+++ Record set +++

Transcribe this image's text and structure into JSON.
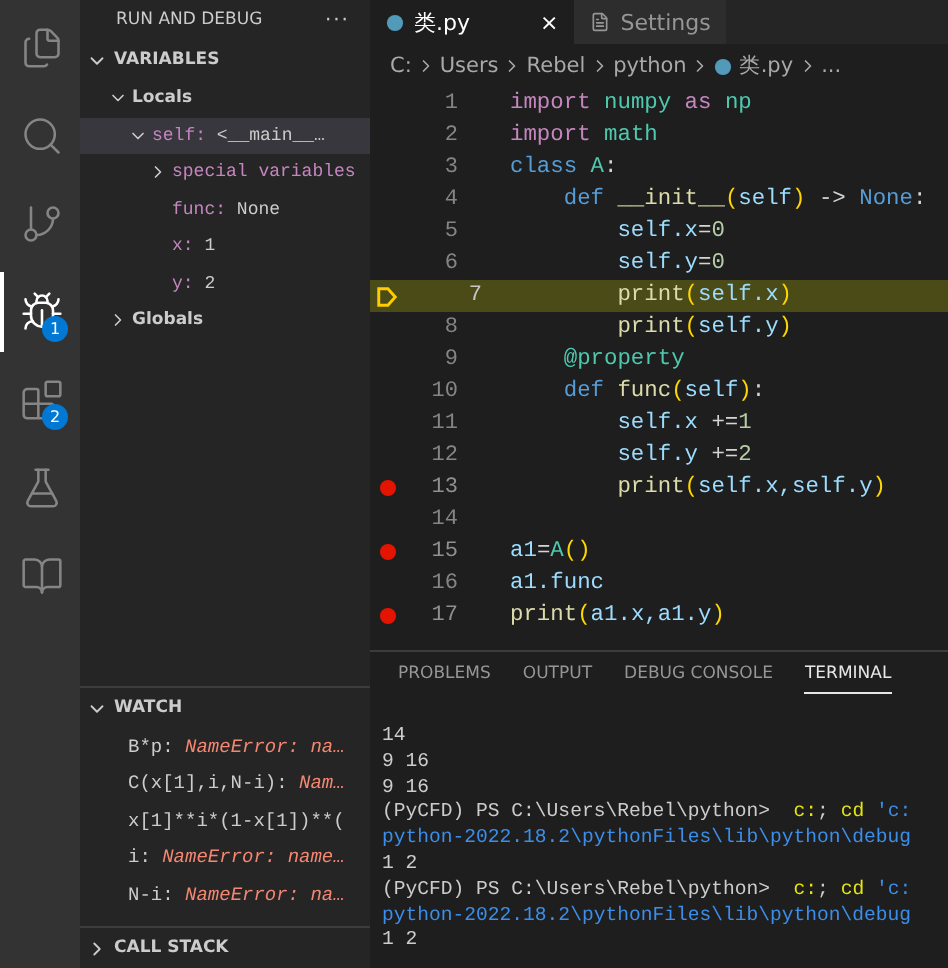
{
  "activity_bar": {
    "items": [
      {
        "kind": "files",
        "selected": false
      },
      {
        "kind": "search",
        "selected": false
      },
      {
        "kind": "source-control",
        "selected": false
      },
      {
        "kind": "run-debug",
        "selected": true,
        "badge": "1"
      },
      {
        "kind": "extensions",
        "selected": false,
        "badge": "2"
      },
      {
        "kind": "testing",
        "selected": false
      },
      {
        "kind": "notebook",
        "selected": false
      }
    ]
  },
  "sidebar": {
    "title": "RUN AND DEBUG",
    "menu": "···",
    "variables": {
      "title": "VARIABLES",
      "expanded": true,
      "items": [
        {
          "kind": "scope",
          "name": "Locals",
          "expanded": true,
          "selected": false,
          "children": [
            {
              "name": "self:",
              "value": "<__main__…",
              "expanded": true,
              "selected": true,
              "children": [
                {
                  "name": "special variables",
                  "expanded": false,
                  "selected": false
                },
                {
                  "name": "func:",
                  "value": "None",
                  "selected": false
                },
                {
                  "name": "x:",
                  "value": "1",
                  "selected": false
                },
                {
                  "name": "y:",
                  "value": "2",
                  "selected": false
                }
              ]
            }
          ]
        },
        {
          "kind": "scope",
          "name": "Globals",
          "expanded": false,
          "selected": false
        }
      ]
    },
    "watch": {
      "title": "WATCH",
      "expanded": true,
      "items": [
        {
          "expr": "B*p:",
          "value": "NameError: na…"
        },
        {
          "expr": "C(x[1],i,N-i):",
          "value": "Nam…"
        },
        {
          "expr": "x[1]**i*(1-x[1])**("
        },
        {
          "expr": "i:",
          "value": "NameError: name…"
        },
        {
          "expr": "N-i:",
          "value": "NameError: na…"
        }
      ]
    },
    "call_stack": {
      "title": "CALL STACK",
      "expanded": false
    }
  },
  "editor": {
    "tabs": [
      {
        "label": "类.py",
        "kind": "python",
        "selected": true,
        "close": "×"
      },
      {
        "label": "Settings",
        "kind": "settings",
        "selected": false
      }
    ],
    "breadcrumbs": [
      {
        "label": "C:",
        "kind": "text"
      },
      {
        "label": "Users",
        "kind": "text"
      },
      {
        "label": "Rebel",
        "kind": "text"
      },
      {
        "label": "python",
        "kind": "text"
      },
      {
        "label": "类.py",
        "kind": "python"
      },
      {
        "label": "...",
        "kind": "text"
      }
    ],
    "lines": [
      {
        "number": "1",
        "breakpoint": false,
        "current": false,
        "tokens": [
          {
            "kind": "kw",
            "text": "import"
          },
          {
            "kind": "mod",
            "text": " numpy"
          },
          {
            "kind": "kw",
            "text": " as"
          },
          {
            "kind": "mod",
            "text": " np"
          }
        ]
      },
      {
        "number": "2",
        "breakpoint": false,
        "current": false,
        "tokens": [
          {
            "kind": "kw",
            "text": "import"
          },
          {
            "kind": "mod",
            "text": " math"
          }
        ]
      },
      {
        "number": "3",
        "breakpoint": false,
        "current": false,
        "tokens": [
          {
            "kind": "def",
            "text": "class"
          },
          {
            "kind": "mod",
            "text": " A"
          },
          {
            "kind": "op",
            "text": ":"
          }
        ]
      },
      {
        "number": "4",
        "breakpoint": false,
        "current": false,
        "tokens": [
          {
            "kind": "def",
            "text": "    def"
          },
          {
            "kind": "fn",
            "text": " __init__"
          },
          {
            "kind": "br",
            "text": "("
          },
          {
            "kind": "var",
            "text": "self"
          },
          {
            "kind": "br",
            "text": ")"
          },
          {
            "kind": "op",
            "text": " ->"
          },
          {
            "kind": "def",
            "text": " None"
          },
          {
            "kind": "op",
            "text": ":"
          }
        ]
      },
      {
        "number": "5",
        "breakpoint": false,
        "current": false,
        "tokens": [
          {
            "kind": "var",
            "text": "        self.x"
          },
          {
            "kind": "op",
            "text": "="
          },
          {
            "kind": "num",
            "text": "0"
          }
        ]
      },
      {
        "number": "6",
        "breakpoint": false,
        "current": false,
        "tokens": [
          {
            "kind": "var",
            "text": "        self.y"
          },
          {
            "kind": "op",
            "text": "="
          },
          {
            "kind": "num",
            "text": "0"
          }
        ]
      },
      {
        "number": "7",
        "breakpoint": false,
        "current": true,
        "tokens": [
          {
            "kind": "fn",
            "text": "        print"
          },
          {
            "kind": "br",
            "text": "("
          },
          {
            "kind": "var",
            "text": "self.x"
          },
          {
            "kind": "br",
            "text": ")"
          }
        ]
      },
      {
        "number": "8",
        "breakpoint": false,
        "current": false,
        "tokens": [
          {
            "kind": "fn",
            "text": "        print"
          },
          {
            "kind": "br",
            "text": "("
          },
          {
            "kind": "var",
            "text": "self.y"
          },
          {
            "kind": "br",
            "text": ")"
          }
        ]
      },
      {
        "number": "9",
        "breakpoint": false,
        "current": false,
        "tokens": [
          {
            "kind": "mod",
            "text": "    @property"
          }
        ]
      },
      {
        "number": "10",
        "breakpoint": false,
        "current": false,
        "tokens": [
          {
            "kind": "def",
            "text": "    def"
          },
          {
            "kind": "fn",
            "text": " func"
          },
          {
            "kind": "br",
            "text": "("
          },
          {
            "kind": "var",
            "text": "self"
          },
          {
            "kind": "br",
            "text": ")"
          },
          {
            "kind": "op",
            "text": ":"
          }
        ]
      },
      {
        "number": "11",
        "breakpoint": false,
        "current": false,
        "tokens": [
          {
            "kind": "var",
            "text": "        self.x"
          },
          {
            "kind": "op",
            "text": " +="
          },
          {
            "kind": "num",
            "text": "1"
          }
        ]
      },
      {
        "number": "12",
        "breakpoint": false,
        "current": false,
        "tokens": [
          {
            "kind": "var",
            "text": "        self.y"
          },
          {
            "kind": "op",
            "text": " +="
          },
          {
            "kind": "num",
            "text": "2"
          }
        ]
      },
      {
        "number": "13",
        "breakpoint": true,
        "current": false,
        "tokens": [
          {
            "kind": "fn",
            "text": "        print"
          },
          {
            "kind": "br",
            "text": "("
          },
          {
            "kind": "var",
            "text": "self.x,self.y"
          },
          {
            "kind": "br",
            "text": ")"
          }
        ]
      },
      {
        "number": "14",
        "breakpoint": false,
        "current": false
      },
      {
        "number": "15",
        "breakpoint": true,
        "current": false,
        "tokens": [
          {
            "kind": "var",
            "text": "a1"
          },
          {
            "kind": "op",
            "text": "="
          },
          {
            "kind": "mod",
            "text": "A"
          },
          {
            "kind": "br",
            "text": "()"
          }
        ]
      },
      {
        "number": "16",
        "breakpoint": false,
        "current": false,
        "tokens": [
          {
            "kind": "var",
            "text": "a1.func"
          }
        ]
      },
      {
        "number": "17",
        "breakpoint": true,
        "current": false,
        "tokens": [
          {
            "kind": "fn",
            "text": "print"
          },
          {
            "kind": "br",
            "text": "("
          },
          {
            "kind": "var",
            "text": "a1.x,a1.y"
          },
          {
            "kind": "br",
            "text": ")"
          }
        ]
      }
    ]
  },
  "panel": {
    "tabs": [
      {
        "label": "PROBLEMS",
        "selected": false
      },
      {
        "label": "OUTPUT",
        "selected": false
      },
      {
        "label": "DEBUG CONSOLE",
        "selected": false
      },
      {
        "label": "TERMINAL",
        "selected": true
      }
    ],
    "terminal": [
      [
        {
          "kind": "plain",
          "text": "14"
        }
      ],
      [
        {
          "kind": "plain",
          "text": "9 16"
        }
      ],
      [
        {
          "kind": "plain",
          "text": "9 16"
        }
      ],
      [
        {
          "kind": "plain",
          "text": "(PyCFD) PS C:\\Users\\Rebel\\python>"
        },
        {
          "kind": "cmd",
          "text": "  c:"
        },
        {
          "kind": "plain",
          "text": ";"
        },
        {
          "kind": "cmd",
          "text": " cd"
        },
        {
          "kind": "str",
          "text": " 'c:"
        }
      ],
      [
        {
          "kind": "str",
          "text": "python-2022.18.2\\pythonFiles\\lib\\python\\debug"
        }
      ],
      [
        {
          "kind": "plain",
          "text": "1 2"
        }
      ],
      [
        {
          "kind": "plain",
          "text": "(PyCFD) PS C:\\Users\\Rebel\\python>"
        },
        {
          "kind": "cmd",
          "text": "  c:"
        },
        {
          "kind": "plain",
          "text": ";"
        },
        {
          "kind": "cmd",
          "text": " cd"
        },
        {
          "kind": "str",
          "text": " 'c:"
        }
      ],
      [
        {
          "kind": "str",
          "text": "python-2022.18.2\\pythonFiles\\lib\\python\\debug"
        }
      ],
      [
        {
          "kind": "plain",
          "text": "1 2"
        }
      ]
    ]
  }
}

+++
+++ Record set +++

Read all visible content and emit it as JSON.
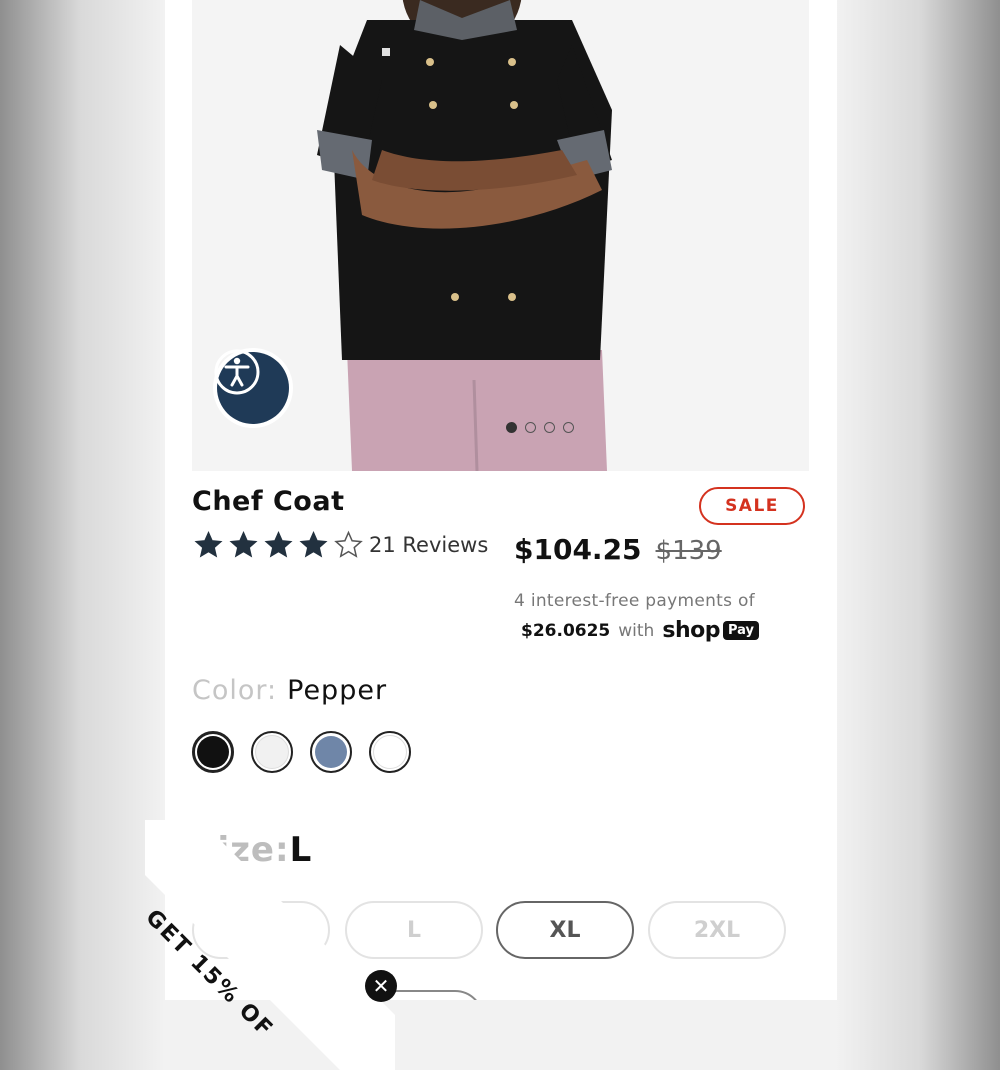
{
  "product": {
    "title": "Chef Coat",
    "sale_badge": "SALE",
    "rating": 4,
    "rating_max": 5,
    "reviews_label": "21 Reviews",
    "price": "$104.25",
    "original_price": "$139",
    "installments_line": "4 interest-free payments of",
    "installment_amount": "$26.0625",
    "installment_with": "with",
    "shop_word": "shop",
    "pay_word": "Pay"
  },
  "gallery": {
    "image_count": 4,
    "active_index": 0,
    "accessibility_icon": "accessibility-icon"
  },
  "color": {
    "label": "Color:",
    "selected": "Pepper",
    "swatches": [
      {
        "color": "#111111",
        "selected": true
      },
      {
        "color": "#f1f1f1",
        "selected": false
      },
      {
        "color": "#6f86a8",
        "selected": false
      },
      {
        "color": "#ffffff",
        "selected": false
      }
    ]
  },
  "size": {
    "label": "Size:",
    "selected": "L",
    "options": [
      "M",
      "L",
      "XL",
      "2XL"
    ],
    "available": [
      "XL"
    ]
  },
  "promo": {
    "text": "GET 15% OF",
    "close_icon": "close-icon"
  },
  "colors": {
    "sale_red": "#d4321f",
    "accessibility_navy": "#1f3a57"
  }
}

+++
+++ Record set +++

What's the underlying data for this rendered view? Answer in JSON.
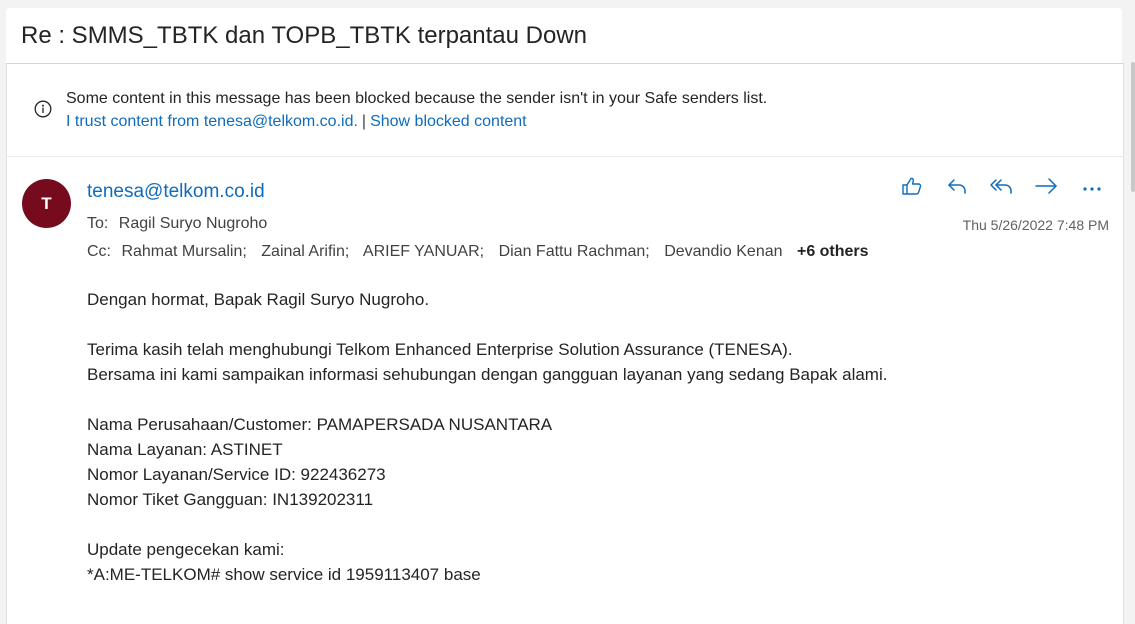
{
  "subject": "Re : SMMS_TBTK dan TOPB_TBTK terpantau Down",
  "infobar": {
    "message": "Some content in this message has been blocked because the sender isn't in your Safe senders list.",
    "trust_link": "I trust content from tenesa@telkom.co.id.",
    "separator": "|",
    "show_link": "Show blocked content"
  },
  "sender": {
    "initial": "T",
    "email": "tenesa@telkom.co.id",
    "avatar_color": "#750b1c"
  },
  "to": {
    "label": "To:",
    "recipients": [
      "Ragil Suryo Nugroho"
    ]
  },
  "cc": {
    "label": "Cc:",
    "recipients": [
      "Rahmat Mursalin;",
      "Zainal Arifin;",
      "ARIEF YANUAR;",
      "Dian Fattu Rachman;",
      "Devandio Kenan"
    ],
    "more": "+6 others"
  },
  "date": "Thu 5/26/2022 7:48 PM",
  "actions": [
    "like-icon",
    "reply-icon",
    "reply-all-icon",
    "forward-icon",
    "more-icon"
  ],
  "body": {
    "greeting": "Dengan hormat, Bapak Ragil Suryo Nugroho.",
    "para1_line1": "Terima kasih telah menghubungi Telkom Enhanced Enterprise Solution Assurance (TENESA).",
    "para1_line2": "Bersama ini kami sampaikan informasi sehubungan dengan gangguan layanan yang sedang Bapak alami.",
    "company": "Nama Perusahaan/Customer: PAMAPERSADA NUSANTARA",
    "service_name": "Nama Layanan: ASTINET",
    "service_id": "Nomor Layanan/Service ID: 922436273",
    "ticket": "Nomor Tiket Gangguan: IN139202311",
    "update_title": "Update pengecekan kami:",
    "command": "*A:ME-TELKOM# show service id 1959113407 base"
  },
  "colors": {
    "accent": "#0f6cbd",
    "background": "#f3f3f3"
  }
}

+++

### Set task
Filter lines by "self" and return each hit.

### Exercise output
              "name": "self:",
            "text": "self"
            "text": "        self.x"
            "text": "        self.y"
            "text": "self.x"
            "text": "self.y"
            "text": "self"
            "text": "        self.x"
            "text": "        self.y"
            "text": "self.x,self.y"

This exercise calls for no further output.